▶ _Textauszug_
········

LEADERSNET: Sehr geehrter Herr Sobotka, auch in der Marktforschung ist kein Stein auf dem anderen geblieben – wie groß ist diese Branche und welche Aufgabe hat sie?
Robert Sobotka: Die Branche der Markt- und Meinungsforschung ist in Österreich im Vergleich zu anderen europäischen Ländern nicht sehr groß. Das liegt vor allem daran, dass Marktforschung zumeist von internationalen Unternehmen beauftragt werden und wir in Österreich leider nur sehr wenige Stammhäuser großer Konzerne haben. Insgesamt setzen unsere heimischen Institute etwas mehr als 100 Millionen Euro pro Jahr um. Im Verband der Marktforschungsinstitute (VdMI) haben wir circa 30 Institute integriert. Diese decken nahezu 90 Prozent des heimischen Marktes ab. Obwohl wir als Branche nicht sehr groß sind, kommt uns dennoch eine wichtige Bedeutung zu: Die von unseren Instituten durchgeführten Studien und deren Ergebnisse sind wichtige Grundlagen für strategische Entscheidungen unserer Auftraggeber:innen.
LEADERSNET: Warum hat die Marktforschungsbranche soziale Kompetenz – wie tickt sie? Besser wäre: Wie steht die Branche zum Thema "Nachhaltigkeit".
Sobotka: Das Markt- und Meinungsforschung im Gegensatz zu anderen Branchen keine nennenswerte CO2 Belastung darstellt, liegt in der Natur unsere Dienstleistungen. Nachhaltigkeit beinhaltet nach ESG-Kriterien aber auch das Thema "Social". In dieser Hinsicht sind unsere Institute vorbildhafte Unternehmen - nur das wird nicht oder zu wenig kommuniziert.

········

▶ _Ziel der Aufgabe_
Wiederhole wortgetreu den Teil des Interviews zur Marktforschung, der mit „Sobotka: Das Markt- und“ beginnt und mit „zu wenig kommuniziert.“ endet. Stütze dich allein auf das Interview zur Marktforschung.

▶ _Datenteil_

········

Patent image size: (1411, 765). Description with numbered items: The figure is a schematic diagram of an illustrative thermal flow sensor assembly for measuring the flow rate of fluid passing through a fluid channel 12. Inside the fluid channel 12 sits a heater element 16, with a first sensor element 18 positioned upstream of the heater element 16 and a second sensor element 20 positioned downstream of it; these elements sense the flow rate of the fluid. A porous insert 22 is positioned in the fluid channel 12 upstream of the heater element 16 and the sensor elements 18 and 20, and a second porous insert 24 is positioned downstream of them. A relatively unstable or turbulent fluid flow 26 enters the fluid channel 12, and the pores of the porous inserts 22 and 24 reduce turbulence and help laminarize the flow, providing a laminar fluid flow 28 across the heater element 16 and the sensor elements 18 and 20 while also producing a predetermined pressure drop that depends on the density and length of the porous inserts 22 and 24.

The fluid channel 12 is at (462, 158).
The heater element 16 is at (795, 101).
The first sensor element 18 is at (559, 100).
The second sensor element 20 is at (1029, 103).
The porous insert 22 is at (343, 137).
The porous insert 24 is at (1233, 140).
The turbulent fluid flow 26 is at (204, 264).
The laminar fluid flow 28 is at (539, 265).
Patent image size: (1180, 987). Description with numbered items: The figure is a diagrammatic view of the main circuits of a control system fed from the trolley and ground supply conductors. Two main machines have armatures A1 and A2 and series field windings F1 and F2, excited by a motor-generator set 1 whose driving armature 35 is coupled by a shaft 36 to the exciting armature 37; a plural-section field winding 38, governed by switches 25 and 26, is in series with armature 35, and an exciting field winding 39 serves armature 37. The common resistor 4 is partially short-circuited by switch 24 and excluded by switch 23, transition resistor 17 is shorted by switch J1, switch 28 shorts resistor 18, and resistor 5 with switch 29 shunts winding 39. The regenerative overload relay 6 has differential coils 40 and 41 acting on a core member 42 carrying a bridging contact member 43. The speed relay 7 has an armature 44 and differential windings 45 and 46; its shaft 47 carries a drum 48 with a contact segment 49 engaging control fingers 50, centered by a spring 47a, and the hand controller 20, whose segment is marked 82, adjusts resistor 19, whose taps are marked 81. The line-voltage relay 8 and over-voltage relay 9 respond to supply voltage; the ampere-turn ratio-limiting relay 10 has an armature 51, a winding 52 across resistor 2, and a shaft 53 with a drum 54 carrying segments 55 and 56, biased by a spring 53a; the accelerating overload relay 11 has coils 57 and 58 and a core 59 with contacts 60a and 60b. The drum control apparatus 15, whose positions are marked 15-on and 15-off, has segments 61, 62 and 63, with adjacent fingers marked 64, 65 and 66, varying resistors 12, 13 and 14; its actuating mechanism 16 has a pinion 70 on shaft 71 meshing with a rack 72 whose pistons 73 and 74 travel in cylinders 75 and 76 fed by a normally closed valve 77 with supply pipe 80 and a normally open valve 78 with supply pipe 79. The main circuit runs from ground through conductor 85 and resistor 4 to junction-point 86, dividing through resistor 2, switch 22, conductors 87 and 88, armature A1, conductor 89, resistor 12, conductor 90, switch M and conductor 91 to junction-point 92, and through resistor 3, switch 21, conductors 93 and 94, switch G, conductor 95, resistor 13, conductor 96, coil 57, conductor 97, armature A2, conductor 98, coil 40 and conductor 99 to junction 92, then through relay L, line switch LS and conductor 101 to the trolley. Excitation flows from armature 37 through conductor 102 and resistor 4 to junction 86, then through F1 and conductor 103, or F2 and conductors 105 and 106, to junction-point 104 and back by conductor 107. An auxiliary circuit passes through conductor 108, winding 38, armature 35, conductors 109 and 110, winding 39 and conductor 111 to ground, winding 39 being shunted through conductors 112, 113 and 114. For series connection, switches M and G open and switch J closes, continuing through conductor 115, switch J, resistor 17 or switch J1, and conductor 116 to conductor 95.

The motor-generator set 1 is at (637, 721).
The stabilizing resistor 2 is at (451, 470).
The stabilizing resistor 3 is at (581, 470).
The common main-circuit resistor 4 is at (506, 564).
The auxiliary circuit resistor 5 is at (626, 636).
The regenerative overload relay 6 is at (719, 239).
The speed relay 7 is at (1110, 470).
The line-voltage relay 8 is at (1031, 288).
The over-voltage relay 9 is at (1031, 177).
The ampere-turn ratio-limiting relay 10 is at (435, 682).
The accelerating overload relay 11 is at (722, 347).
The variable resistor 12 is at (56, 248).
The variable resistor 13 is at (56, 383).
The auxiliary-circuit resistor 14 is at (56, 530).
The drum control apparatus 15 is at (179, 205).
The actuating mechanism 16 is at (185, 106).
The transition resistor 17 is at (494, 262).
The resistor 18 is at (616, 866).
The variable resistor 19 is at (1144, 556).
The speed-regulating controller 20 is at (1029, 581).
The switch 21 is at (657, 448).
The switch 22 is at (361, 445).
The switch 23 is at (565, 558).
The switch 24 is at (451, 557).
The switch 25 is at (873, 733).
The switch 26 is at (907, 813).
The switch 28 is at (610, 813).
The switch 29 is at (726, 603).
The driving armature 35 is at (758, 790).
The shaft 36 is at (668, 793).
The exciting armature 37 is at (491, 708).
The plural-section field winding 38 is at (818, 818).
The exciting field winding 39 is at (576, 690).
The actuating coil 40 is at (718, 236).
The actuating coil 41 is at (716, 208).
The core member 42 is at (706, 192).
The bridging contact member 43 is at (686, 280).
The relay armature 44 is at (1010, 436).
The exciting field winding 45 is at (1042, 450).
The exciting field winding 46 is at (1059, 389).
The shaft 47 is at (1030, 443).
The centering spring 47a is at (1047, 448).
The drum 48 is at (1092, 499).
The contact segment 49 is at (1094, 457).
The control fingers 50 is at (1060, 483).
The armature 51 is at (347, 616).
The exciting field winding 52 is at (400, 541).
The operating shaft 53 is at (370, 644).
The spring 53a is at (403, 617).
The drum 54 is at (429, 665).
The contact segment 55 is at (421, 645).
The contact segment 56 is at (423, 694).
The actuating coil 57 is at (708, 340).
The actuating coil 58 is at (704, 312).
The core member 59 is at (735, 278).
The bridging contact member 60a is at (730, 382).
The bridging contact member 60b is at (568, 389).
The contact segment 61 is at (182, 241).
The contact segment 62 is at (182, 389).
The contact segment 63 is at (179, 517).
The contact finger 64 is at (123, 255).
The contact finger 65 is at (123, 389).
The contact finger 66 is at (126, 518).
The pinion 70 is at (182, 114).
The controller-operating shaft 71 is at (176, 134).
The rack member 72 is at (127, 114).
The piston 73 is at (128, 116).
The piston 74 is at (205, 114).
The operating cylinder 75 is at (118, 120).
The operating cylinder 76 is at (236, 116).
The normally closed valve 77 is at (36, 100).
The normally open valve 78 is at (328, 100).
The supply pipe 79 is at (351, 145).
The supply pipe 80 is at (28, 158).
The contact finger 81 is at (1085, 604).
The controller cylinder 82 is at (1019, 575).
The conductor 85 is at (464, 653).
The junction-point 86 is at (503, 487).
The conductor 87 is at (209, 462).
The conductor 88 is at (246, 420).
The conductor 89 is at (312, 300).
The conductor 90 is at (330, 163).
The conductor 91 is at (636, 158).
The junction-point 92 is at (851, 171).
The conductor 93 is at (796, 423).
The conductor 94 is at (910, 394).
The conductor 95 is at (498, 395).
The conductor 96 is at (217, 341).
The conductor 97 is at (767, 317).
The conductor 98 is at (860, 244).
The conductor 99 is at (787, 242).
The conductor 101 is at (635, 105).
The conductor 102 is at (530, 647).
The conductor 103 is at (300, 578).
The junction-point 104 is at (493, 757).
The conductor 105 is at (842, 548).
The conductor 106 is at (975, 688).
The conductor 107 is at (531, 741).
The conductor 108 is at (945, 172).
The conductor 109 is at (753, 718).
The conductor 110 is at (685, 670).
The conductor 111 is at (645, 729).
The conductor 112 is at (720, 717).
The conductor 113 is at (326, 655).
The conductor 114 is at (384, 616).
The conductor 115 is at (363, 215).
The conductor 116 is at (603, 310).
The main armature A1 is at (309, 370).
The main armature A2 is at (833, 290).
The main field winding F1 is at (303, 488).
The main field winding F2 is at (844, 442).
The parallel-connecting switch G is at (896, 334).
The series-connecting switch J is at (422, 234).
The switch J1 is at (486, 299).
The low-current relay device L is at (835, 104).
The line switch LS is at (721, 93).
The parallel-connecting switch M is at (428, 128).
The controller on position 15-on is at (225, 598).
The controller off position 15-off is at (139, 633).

········

▶ _Die Antwort_
Sobotka: Das Markt- und Meinungsforschung im Gegensatz zu anderen Branchen keine nennenswerte CO2 Belastung darstellt, liegt in der Natur unsere Dienstleistungen. Nachhaltigkeit beinhaltet nach ESG-Kriterien aber auch das Thema "Social". In dieser Hinsicht sind unsere Institute vorbildhafte Unternehmen - nur das wird nicht oder zu wenig kommuniziert.